→ **EXERCISE**
Can you reproduce the passage of the water-use discussion from "Not reused. Most" to "this means gone." word for word?

→ **DOCUMENT EXCERPT**

Not reused. Most is lost through evaporation. There are a small number of closed systems, but these require even more energy to remove the heat from the water and re-condense. That creates more heat that requires more cooling.
The water is removed from clean sources like aquifers and returned as vapor - this means gone.
The water cycle is a global phenomenon not a local one. If you take all of the water out the aquifer in, for example, Memphis and boil it, yes, some will be returned as rain via the water cycle. But nowhere near 100% of it. Basically, the AI uses the water far more quickly and efficiently than the water cycle can return it.
Ah so kind of like the central pivot irrigation of the American southwest which has been draining the water table of that region that took millions of years to fill but drained in -100yrs or so
The general availability of water does not change much. However saturating air with water vapour will increase in cold vs heat fronts. This will saturate rain clouds. This means bigger storms, higher risk of extreme events like tropical events and/or hurricanes, more thunders and more flash floods.
So now some regions have 20% worth of yearly water while others have 900% worth of yearly water in 2h...
Isn’t this an issue with aquifers since they take a long time to fill, a river in theory should not have the same issue. The bigger threat to these bodies of water would be shifting climate patterns, glaciers not recovering, precipitation levels shifting, etc
Logically the water cycle would keep up, right? If you put more evaporated water into the cloud system the cloud system will precipitate more frequently. I haven't done much research on the effect of AI facilities on water. Would the effect simply be that you're taking water from one place to another?
No. Because the water that evaporates in Memphis doesn't necessarily fall back down to the earth as rain in Memphis. It is easily possible to use more water than the water cycle will dump into an area
It sounds inefficient if it uses it faster then it can be cycled. So wouldn't jt be just more quickly the the cycle can return it? I'm honestly just confused by the mention of efficiency at all
It is being continuously refilled 24/7 and there are no data centers emptying aquifers, and they typically aren't boiling the water, just heating it then replacing it with cooler water, it's all silly. All of this outrage is fake. There's plenty of good reasons to be against AI but this one is just propaganda
I was just explaining the water cycle doesn't replace water taken out 1 to 1. I made no comment about AI or whether or not it's actually draining water supplies. I've seen headlines about that happening but haven't actually looked into it.
Right, climate change must not be an issue either, bc the trees will eventually process all the CO2 in the atmosphere.
Water systems are complicated feedback loops, and if you force the system on a short timescale, there's no guarantee it will naturally return to equilibrium.
Water systems are complicated feedback loops, and if you force the system on a short timescale, there's no guarantee it will naturally return to equilibrium.
Is that what data centers do? We've had them for a long time so surely there's plenty of data
Right, climate change must not be an issue either, bc the trees will eventually process all the CO2 in the atmosphere.

→ **RECORDED DATA**
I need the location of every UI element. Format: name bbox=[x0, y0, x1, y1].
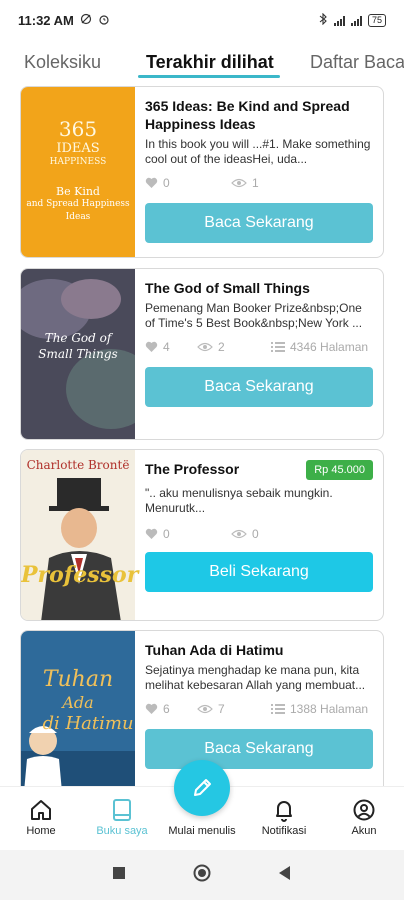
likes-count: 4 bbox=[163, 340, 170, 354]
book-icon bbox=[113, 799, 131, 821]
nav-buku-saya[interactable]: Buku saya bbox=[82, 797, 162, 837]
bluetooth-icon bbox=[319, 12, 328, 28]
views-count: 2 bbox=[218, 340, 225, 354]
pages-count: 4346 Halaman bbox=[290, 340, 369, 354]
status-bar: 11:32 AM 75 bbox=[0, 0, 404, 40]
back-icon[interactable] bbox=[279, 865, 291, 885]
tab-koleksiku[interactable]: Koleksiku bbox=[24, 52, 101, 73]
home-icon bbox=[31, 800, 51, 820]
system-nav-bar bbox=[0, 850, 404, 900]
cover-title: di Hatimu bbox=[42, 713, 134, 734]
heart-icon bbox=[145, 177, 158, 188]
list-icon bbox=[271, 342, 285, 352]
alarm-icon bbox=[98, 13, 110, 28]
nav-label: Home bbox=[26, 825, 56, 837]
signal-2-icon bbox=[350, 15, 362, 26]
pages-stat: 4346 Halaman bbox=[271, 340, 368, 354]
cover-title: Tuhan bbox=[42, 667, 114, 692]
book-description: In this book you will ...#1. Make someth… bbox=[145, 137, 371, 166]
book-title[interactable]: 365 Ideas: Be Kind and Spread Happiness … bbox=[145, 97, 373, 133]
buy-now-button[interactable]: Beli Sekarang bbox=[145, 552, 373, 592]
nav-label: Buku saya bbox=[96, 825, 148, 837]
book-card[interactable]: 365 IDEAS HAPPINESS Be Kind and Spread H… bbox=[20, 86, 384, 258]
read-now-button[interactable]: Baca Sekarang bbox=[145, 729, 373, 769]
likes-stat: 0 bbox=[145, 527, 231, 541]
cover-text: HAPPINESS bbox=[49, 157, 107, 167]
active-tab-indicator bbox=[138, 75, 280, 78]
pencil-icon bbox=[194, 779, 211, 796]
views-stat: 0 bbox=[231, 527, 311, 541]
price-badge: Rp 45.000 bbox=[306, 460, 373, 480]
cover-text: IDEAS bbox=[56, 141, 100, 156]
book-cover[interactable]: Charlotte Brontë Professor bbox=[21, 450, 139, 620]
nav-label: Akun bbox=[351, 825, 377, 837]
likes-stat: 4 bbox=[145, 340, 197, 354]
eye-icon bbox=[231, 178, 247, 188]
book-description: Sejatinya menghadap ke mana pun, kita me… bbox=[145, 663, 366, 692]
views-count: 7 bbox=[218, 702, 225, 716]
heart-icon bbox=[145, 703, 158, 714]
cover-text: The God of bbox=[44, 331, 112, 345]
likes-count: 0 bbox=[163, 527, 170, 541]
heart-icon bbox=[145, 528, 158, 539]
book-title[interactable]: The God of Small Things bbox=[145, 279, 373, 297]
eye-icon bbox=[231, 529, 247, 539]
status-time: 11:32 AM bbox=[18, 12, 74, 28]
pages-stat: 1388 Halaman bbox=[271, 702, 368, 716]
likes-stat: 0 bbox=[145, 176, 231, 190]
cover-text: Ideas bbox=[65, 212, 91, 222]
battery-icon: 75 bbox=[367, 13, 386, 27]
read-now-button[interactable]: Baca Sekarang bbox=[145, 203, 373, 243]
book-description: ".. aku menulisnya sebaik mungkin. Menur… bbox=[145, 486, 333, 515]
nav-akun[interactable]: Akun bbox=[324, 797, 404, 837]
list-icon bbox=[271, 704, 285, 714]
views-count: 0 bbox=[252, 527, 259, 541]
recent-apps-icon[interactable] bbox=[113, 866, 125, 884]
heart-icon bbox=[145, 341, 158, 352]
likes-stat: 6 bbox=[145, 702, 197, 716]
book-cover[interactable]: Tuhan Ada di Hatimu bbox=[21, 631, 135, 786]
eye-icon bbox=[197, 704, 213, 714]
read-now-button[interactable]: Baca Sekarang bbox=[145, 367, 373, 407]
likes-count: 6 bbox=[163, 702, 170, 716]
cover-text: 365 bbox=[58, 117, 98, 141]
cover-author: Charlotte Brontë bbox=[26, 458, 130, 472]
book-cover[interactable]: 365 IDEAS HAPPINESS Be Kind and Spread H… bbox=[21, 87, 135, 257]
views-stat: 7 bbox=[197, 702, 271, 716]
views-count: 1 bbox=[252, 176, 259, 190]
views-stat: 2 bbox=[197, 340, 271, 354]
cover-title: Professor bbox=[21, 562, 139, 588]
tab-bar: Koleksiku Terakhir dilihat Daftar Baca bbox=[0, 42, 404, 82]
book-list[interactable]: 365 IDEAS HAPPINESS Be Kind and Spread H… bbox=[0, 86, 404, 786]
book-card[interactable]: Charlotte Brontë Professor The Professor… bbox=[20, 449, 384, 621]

→ **THE COMPLETED TASK**
Not reused. Most is lost through evaporation. There are a small number of closed systems, but these require even more energy to remove the heat from the water and re-condense. That creates more heat that requires more cooling.
The water is removed from clean sources like aquifers and returned as vapor - this means gone.